== Exercise directions ==
For the data below, the lines that hold "significance" should be counted; only the resulting number is expected.

*****

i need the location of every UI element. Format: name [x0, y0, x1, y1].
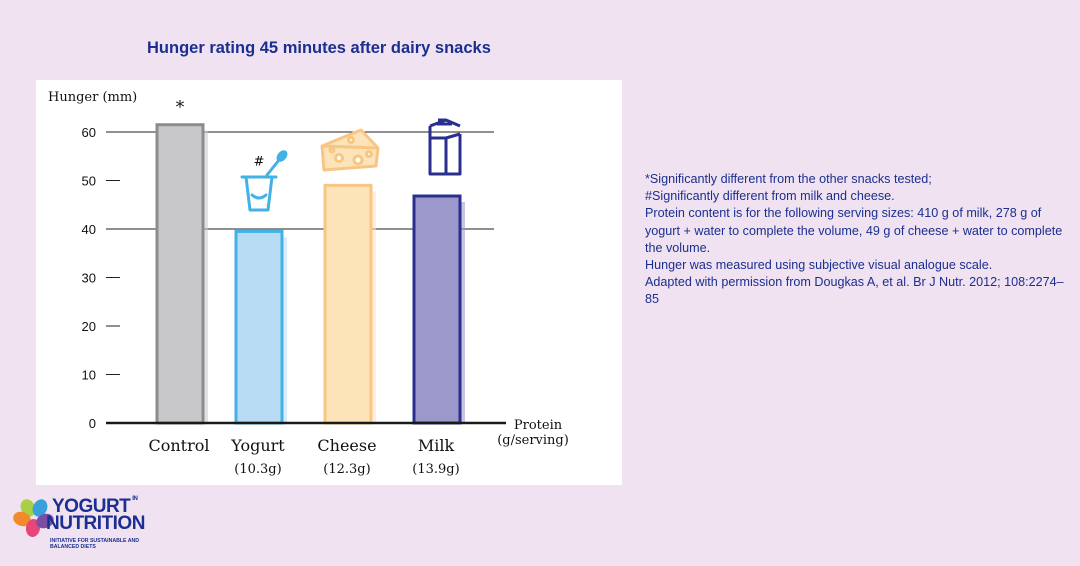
chart-title: Hunger rating 45 minutes after dairy sna…: [147, 39, 491, 57]
y-tick-label: 60: [82, 125, 96, 140]
bar-chart: Hunger (mm) 0 10 20 30 40 50 60 * Control # Yogurt (…: [48, 90, 569, 477]
category-label: Milk: [418, 436, 455, 455]
y-tick-label: 50: [82, 174, 96, 189]
footnote-5: Adapted with permission from Dougkas A, …: [645, 275, 1064, 307]
y-tick-label: 10: [82, 368, 96, 383]
logo-tagline: Initiative for sustainable and balanced …: [50, 538, 139, 551]
footnote-4: Hunger was measured using subjective vis…: [645, 258, 993, 273]
significance-marker: *: [176, 98, 185, 118]
y-tick-label: 30: [82, 271, 96, 286]
category-sublabel: (12.3g): [323, 462, 370, 477]
category-label: Control: [148, 436, 209, 455]
logo-in: IN: [132, 496, 138, 502]
bar: [234, 229, 284, 425]
logo-line-2: NUTRITION: [46, 513, 145, 534]
chart-panel: Hunger (mm) 0 10 20 30 40 50 60 * Control # Yogurt (…: [36, 80, 622, 485]
milk-carton-icon: [428, 118, 462, 176]
category-label: Cheese: [317, 436, 376, 455]
logo-line-1: YOGURT IN: [52, 496, 138, 517]
footnote-1: *Significantly different from the other …: [645, 172, 932, 186]
yogurt-cup-icon: [240, 150, 288, 212]
footnote-2: #Significantly different from milk and c…: [645, 189, 895, 204]
footnote-3: Protein content is for the following ser…: [645, 206, 1063, 255]
category-sublabel: (13.9g): [412, 462, 459, 477]
category-label: Yogurt: [230, 436, 285, 455]
significance-marker: #: [254, 154, 265, 169]
x-axis-title-line-2: (g/serving): [497, 433, 569, 448]
yogurt-in-nutrition-logo-icon: [13, 499, 54, 537]
cheese-icon: [320, 128, 380, 172]
category-sublabel: (10.3g): [234, 462, 281, 477]
bar: [412, 194, 462, 425]
y-tick-label: 20: [82, 319, 96, 334]
y-tick-label: 0: [89, 416, 96, 431]
y-tick-label: 40: [82, 222, 96, 237]
y-axis-title: Hunger (mm): [48, 90, 137, 105]
x-axis-title-line-1: Protein: [514, 418, 563, 433]
bar: [155, 123, 205, 425]
footnotes: *Significantly different from the other …: [645, 171, 1073, 309]
bar: [323, 183, 373, 425]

*****

== Your response ==
2